[INSTRUCTIONS FOR THE TASK]
Pull out from the material below all lines with "Liberal".

+++ PROVIDED ENTRIES +++

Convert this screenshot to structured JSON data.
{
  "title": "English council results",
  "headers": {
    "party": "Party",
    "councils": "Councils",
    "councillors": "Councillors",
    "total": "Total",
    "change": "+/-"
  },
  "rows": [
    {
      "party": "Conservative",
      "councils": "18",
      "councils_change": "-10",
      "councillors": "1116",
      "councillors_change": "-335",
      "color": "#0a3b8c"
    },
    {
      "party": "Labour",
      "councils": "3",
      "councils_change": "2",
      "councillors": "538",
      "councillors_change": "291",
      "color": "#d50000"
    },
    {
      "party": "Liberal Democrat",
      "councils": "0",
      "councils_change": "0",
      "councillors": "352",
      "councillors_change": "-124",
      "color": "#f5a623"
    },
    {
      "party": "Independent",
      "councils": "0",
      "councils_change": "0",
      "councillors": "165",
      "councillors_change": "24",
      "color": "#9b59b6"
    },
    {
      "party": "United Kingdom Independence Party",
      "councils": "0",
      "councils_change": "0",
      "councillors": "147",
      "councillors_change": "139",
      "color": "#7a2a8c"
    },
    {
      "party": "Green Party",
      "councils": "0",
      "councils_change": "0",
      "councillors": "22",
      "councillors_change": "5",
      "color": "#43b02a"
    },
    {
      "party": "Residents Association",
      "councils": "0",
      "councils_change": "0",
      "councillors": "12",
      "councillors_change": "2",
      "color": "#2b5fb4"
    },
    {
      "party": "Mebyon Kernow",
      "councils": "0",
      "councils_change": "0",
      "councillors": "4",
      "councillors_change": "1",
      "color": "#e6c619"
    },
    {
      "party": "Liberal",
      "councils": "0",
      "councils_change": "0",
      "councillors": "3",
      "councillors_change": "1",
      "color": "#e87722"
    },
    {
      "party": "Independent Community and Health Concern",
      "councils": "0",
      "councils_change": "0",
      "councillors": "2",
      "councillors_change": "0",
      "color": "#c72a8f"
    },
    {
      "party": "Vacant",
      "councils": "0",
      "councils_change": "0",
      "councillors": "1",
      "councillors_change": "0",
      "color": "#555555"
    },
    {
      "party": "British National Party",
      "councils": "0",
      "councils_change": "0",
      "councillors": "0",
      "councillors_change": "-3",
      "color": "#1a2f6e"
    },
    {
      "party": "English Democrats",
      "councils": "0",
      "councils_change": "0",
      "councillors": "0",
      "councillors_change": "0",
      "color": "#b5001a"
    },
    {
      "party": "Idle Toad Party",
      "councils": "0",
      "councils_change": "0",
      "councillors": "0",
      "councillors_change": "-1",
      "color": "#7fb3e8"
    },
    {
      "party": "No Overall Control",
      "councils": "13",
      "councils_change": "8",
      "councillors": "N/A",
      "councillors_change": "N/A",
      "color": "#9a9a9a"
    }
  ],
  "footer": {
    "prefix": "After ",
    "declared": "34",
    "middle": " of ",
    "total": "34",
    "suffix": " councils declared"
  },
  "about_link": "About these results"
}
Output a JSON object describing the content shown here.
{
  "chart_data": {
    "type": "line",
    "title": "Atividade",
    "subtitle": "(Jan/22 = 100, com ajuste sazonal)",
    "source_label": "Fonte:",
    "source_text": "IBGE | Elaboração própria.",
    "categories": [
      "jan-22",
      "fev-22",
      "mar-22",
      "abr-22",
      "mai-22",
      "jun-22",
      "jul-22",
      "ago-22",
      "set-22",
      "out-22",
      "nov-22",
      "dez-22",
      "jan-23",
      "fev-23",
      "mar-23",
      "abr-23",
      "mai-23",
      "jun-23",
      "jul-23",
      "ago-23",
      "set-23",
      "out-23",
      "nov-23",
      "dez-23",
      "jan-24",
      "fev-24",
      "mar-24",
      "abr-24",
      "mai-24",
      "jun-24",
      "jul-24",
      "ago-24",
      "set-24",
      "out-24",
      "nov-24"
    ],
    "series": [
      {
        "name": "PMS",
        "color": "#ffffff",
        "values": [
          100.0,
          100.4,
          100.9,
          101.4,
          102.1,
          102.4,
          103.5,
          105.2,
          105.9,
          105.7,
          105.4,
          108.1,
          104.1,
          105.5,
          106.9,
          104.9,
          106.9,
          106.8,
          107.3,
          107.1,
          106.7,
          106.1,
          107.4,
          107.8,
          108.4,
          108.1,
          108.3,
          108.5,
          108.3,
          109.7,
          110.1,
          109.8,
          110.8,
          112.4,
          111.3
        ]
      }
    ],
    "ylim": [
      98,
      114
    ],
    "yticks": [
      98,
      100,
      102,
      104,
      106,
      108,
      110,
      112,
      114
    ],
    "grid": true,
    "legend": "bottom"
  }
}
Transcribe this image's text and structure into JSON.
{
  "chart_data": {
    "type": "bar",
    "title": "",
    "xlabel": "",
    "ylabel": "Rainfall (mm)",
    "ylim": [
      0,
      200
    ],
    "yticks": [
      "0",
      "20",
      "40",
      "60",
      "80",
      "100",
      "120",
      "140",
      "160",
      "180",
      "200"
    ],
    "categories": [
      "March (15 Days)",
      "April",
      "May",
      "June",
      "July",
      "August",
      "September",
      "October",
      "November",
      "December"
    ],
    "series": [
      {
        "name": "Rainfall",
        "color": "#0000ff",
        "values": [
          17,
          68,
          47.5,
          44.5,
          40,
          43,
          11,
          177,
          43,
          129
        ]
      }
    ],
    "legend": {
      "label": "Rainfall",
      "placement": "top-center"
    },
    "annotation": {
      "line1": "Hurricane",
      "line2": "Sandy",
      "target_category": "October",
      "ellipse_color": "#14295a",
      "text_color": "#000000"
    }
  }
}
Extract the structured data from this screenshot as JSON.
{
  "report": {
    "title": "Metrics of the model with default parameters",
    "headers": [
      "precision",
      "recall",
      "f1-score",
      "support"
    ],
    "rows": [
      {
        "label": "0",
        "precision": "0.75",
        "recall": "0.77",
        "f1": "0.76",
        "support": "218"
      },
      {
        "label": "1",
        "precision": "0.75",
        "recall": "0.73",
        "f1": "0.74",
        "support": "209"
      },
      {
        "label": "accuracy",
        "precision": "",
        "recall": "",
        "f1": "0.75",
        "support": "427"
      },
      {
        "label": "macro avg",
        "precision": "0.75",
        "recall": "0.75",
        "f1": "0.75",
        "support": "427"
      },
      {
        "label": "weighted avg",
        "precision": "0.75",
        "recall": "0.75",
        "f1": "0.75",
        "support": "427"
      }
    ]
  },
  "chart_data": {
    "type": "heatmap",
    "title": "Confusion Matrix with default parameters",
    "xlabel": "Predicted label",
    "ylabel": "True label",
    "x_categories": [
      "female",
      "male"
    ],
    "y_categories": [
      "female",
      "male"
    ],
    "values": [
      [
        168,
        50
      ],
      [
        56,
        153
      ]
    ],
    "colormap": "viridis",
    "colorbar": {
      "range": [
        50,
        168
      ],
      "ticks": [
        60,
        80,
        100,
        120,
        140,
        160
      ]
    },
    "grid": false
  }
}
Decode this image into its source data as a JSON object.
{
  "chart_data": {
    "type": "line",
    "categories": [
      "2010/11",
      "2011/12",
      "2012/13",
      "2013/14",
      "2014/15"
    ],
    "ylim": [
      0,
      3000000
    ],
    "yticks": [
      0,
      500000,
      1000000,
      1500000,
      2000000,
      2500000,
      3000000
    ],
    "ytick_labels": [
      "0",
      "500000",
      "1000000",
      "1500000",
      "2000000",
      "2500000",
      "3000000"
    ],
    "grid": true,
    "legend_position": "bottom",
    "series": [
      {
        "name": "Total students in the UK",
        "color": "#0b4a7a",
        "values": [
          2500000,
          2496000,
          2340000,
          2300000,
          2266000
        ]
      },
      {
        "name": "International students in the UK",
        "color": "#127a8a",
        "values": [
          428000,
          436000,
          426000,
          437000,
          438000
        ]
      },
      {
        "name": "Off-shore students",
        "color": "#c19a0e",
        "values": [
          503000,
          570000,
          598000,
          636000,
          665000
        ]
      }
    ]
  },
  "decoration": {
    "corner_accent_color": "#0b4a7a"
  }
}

+++

[RESULT BELOW]
      "party": "Liberal Democrat",
      "party": "Liberal",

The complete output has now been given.